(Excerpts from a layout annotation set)
-- Start --
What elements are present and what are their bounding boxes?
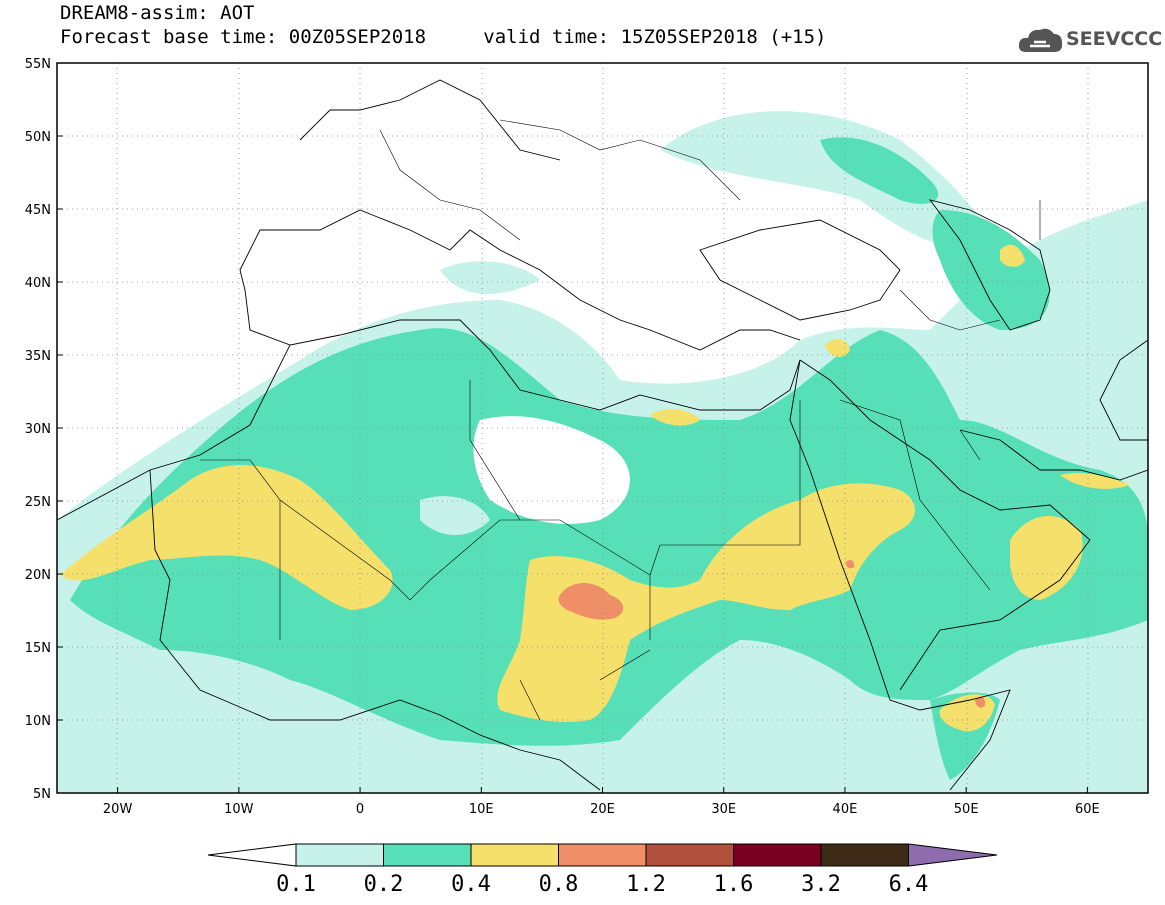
colorbar-swatch: [645, 843, 734, 867]
colorbar-swatch: [470, 843, 559, 867]
lat-tick-label: 40N: [25, 276, 51, 291]
colorbar-swatch: [295, 843, 384, 867]
colorbar-label: 0.1: [276, 872, 316, 897]
logo: [1016, 20, 1156, 60]
lat-tick-label: 35N: [25, 349, 51, 364]
lat-tick-label: 20N: [25, 568, 51, 583]
lon-tick-label: 0: [356, 802, 364, 817]
colorbar-label: 1.6: [714, 872, 754, 897]
lon-tick-label: 50E: [954, 802, 979, 817]
colorbar-label: 6.4: [889, 872, 929, 897]
lon-axis: 20W 10W 0 10E 20E 30E 40E 50E 60E: [103, 787, 1100, 817]
lat-axis: 55N 50N 45N 40N 35N 30N 25N 20N 15N 10N 5N: [25, 57, 63, 802]
lat-tick-label: 15N: [25, 641, 51, 656]
lat-tick-label: 55N: [25, 57, 51, 72]
logo-text: SEEVCCC: [1066, 28, 1163, 50]
lat-tick-label: 45N: [25, 203, 51, 218]
lon-tick-label: 40E: [833, 802, 858, 817]
cloud-logo-icon: [1018, 28, 1063, 52]
coastlines: [57, 79, 1148, 791]
lon-tick-label: 60E: [1075, 802, 1100, 817]
colorbar-label: 0.2: [364, 872, 404, 897]
graticule: [57, 63, 1148, 793]
aot-field: [57, 63, 1148, 793]
lon-tick-label: 10E: [469, 802, 494, 817]
lon-tick-label: 20W: [103, 802, 133, 817]
colorbar-swatch: [558, 843, 647, 867]
colorbar-swatch: [733, 843, 822, 867]
lat-tick-label: 5N: [33, 787, 51, 802]
lat-tick-label: 50N: [25, 130, 51, 145]
colorbar-label: 0.8: [539, 872, 579, 897]
lat-tick-label: 30N: [25, 422, 51, 437]
colorbar-swatch: [383, 843, 472, 867]
colorbar-low-arrow: [207, 843, 297, 867]
lon-tick-label: 10W: [224, 802, 254, 817]
time-line: Forecast base time: 00Z05SEP2018 valid t…: [60, 26, 826, 48]
colorbar: 0.1 0.2 0.4 0.8 1.2 1.6 3.2 6.4: [207, 843, 998, 897]
model-title: DREAM8-assim: AOT: [60, 2, 255, 24]
base-time-value: 00Z05SEP2018: [288, 26, 427, 48]
lon-tick-label: 30E: [711, 802, 736, 817]
colorbar-label: 3.2: [801, 872, 841, 897]
base-time-label: Forecast base time:: [60, 26, 278, 48]
lon-tick-label: 20E: [590, 802, 615, 817]
valid-time-value: 15Z05SEP2018 (+15): [620, 26, 827, 48]
borders: [200, 119, 1041, 721]
lat-tick-label: 10N: [25, 714, 51, 729]
colorbar-high-arrow: [908, 843, 998, 867]
colorbar-label: 1.2: [626, 872, 666, 897]
lat-tick-label: 25N: [25, 495, 51, 510]
colorbar-label: 0.4: [451, 872, 491, 897]
valid-time-label: valid time:: [483, 26, 610, 48]
map-title: DREAM8-assim: AOT: [60, 2, 254, 24]
colorbar-swatch: [820, 843, 909, 867]
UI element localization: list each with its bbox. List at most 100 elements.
-- End --
## Exercise brief
Copy the records above line for line with no changes, omitting the pictures.

## Task solution
What elements are present and what are their bounding boxes?
colorbar-swatch: [645, 843, 734, 867]
colorbar-swatch: [470, 843, 559, 867]
lat-tick-label: 40N: [25, 276, 51, 291]
colorbar-swatch: [295, 843, 384, 867]
colorbar-label: 0.1: [276, 872, 316, 897]
logo: [1016, 20, 1156, 60]
lat-tick-label: 35N: [25, 349, 51, 364]
lat-tick-label: 20N: [25, 568, 51, 583]
lon-tick-label: 0: [356, 802, 364, 817]
colorbar-label: 1.6: [714, 872, 754, 897]
lon-tick-label: 50E: [954, 802, 979, 817]
colorbar-label: 6.4: [889, 872, 929, 897]
lon-axis: 20W 10W 0 10E 20E 30E 40E 50E 60E: [103, 787, 1100, 817]
lat-axis: 55N 50N 45N 40N 35N 30N 25N 20N 15N 10N 5N: [25, 57, 63, 802]
lat-tick-label: 15N: [25, 641, 51, 656]
lat-tick-label: 55N: [25, 57, 51, 72]
logo-text: SEEVCCC: [1066, 28, 1163, 50]
lat-tick-label: 45N: [25, 203, 51, 218]
lon-tick-label: 40E: [833, 802, 858, 817]
cloud-logo-icon: [1018, 28, 1063, 52]
coastlines: [57, 79, 1148, 791]
lon-tick-label: 60E: [1075, 802, 1100, 817]
colorbar-label: 0.2: [364, 872, 404, 897]
graticule: [57, 63, 1148, 793]
aot-field: [57, 63, 1148, 793]
lon-tick-label: 10E: [469, 802, 494, 817]
lon-tick-label: 20W: [103, 802, 133, 817]
colorbar-swatch: [558, 843, 647, 867]
colorbar-swatch: [733, 843, 822, 867]
lat-tick-label: 5N: [33, 787, 51, 802]
lat-tick-label: 50N: [25, 130, 51, 145]
colorbar-label: 0.8: [539, 872, 579, 897]
lat-tick-label: 30N: [25, 422, 51, 437]
colorbar-swatch: [383, 843, 472, 867]
colorbar-low-arrow: [207, 843, 297, 867]
lon-tick-label: 10W: [224, 802, 254, 817]
time-line: Forecast base time: 00Z05SEP2018 valid t…: [60, 26, 826, 48]
colorbar: 0.1 0.2 0.4 0.8 1.2 1.6 3.2 6.4: [207, 843, 998, 897]
model-title: DREAM8-assim: AOT: [60, 2, 255, 24]
base-time-value: 00Z05SEP2018: [288, 26, 427, 48]
lon-tick-label: 30E: [711, 802, 736, 817]
colorbar-label: 3.2: [801, 872, 841, 897]
base-time-label: Forecast base time:: [60, 26, 278, 48]
lon-tick-label: 20E: [590, 802, 615, 817]
valid-time-value: 15Z05SEP2018 (+15): [620, 26, 827, 48]
borders: [200, 119, 1041, 721]
lat-tick-label: 10N: [25, 714, 51, 729]
colorbar-high-arrow: [908, 843, 998, 867]
colorbar-label: 1.2: [626, 872, 666, 897]
lat-tick-label: 25N: [25, 495, 51, 510]
colorbar-label: 0.4: [451, 872, 491, 897]
valid-time-label: valid time:: [483, 26, 610, 48]
map-title: DREAM8-assim: AOT: [60, 2, 254, 24]
colorbar-swatch: [820, 843, 909, 867]
UI element localization: list each with its bbox. List at most 100 elements.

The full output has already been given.